DATA SECTION:
--- BEGIN ---
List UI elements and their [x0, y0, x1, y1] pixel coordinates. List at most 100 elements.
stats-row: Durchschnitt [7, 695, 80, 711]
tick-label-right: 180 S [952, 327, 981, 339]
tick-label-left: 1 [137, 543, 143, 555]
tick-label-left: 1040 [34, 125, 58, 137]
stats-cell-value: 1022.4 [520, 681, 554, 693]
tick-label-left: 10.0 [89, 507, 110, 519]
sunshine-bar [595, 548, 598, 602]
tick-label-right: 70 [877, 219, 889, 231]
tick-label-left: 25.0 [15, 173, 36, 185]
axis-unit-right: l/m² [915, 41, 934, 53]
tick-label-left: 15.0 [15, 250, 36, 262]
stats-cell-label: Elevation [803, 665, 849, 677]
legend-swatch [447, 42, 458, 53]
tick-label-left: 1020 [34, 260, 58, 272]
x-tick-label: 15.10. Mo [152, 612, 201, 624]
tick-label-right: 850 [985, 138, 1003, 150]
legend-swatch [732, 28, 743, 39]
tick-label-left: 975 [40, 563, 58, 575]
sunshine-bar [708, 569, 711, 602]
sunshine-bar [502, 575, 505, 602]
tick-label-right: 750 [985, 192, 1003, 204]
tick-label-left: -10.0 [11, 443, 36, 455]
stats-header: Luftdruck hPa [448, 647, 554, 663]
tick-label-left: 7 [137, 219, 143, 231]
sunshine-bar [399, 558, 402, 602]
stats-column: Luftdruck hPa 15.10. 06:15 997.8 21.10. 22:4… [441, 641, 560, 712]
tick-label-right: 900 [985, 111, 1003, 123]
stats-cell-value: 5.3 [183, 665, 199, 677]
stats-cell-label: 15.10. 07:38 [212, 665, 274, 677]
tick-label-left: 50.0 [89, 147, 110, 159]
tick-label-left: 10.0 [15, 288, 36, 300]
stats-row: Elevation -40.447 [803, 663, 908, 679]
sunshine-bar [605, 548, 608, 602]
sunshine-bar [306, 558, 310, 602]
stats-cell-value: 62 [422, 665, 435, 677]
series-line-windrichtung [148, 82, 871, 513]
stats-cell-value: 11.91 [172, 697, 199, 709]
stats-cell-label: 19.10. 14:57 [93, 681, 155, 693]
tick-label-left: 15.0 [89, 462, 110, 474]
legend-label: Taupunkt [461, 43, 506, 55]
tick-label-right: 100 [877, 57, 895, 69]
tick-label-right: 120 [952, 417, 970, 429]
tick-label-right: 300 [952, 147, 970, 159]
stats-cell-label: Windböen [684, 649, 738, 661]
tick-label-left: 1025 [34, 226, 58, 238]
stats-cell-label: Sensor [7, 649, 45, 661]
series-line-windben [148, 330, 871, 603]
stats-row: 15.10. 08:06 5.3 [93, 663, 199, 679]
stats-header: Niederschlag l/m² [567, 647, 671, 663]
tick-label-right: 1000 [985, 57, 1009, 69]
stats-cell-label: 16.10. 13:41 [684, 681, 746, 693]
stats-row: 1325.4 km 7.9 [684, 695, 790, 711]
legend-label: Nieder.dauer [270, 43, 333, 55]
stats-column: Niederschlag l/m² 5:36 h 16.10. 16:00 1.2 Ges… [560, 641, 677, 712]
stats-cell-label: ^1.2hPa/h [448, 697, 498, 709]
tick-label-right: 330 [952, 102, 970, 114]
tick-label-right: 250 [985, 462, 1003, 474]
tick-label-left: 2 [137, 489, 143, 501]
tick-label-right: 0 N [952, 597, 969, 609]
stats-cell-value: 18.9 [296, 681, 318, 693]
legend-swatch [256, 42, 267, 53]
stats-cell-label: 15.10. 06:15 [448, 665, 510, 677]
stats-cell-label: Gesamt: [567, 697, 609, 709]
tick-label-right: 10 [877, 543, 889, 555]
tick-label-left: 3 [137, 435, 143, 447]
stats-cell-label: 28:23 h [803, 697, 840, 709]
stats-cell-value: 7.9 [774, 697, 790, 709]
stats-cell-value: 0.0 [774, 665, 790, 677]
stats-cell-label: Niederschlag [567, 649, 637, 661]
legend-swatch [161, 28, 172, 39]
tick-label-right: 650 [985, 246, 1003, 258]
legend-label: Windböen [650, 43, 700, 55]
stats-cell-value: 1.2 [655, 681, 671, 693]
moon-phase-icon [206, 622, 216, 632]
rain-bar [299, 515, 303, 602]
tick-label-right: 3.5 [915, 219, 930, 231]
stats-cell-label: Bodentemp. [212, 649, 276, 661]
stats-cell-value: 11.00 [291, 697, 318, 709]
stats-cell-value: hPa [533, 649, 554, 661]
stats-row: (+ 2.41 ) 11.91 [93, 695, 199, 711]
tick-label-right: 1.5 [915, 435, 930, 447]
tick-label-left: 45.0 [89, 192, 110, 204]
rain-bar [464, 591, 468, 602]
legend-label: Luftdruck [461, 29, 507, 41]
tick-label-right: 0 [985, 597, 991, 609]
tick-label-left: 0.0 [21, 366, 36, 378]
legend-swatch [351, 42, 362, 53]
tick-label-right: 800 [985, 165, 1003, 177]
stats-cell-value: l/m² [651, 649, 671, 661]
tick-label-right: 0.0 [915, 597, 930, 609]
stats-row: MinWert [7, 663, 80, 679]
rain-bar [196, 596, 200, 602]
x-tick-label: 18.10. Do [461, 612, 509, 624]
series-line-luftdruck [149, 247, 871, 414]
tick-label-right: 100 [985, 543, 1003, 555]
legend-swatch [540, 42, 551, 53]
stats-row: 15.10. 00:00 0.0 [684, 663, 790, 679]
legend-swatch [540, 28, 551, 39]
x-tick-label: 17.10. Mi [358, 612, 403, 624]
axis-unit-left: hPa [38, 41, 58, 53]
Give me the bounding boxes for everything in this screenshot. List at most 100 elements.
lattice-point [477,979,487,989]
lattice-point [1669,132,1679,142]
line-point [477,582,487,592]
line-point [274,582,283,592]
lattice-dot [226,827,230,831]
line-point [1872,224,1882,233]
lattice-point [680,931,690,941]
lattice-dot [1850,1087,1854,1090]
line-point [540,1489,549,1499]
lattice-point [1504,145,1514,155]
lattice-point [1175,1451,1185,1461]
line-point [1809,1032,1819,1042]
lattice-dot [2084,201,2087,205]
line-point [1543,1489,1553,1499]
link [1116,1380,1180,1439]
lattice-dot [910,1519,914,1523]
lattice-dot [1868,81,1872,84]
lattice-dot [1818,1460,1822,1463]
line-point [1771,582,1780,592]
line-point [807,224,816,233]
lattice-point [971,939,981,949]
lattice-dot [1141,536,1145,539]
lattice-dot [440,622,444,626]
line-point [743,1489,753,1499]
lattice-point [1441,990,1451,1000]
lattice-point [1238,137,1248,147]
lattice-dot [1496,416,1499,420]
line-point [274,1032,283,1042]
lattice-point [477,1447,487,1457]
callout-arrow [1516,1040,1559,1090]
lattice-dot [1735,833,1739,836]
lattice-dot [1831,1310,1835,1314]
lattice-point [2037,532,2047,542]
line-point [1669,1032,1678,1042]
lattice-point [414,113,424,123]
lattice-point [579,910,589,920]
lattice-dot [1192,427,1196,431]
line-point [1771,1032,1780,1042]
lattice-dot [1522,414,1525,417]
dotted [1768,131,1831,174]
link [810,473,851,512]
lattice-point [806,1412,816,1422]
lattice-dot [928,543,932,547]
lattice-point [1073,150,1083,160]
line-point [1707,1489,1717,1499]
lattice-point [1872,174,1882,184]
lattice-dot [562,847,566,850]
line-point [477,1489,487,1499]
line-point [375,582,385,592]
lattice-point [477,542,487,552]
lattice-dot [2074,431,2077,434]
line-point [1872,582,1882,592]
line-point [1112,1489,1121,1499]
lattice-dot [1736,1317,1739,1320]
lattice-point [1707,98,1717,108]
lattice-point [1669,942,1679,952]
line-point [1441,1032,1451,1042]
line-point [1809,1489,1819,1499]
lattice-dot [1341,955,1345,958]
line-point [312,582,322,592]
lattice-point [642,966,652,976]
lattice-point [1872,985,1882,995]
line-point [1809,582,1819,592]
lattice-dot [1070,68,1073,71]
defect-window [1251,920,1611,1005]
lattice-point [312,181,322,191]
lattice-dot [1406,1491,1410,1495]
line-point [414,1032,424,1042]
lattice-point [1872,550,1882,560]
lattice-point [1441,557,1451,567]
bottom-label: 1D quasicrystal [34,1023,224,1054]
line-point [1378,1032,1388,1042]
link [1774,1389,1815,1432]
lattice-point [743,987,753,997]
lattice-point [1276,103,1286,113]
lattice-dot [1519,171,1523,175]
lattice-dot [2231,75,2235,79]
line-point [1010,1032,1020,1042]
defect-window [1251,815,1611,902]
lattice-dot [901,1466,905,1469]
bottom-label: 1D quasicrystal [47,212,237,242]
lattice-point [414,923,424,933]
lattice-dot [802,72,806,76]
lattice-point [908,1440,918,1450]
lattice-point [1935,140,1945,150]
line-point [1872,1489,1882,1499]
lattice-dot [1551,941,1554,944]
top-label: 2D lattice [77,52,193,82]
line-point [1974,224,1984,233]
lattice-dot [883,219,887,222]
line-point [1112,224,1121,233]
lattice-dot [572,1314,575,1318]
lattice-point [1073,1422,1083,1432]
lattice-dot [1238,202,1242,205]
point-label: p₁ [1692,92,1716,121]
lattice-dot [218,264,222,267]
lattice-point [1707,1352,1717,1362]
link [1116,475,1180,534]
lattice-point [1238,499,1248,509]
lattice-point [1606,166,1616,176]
--- END ---
WHAT YOU ARE ASKED TO DO: Reproduce the entries word for word, everything from the start of the entries down to the line containing "tick-label-left: 10.0 [15, 288, 36, 300]", including that line.

SOLUTION:
List UI elements and their [x0, y0, x1, y1] pixel coordinates. List at most 100 elements.
stats-row: Durchschnitt [7, 695, 80, 711]
tick-label-right: 180 S [952, 327, 981, 339]
tick-label-left: 1 [137, 543, 143, 555]
tick-label-left: 1040 [34, 125, 58, 137]
stats-cell-value: 1022.4 [520, 681, 554, 693]
tick-label-left: 10.0 [89, 507, 110, 519]
sunshine-bar [595, 548, 598, 602]
tick-label-right: 70 [877, 219, 889, 231]
tick-label-left: 25.0 [15, 173, 36, 185]
axis-unit-right: l/m² [915, 41, 934, 53]
tick-label-left: 15.0 [15, 250, 36, 262]
stats-cell-label: Elevation [803, 665, 849, 677]
legend-swatch [447, 42, 458, 53]
tick-label-left: 1020 [34, 260, 58, 272]
x-tick-label: 15.10. Mo [152, 612, 201, 624]
tick-label-right: 850 [985, 138, 1003, 150]
legend-swatch [732, 28, 743, 39]
tick-label-left: 975 [40, 563, 58, 575]
sunshine-bar [708, 569, 711, 602]
sunshine-bar [502, 575, 505, 602]
tick-label-right: 750 [985, 192, 1003, 204]
tick-label-left: -10.0 [11, 443, 36, 455]
stats-header: Luftdruck hPa [448, 647, 554, 663]
tick-label-left: 7 [137, 219, 143, 231]
sunshine-bar [399, 558, 402, 602]
stats-column: Luftdruck hPa 15.10. 06:15 997.8 21.10. 22:4… [441, 641, 560, 712]
tick-label-right: 900 [985, 111, 1003, 123]
stats-cell-value: 5.3 [183, 665, 199, 677]
stats-cell-label: 15.10. 07:38 [212, 665, 274, 677]
tick-label-left: 50.0 [89, 147, 110, 159]
tick-label-left: 10.0 [15, 288, 36, 300]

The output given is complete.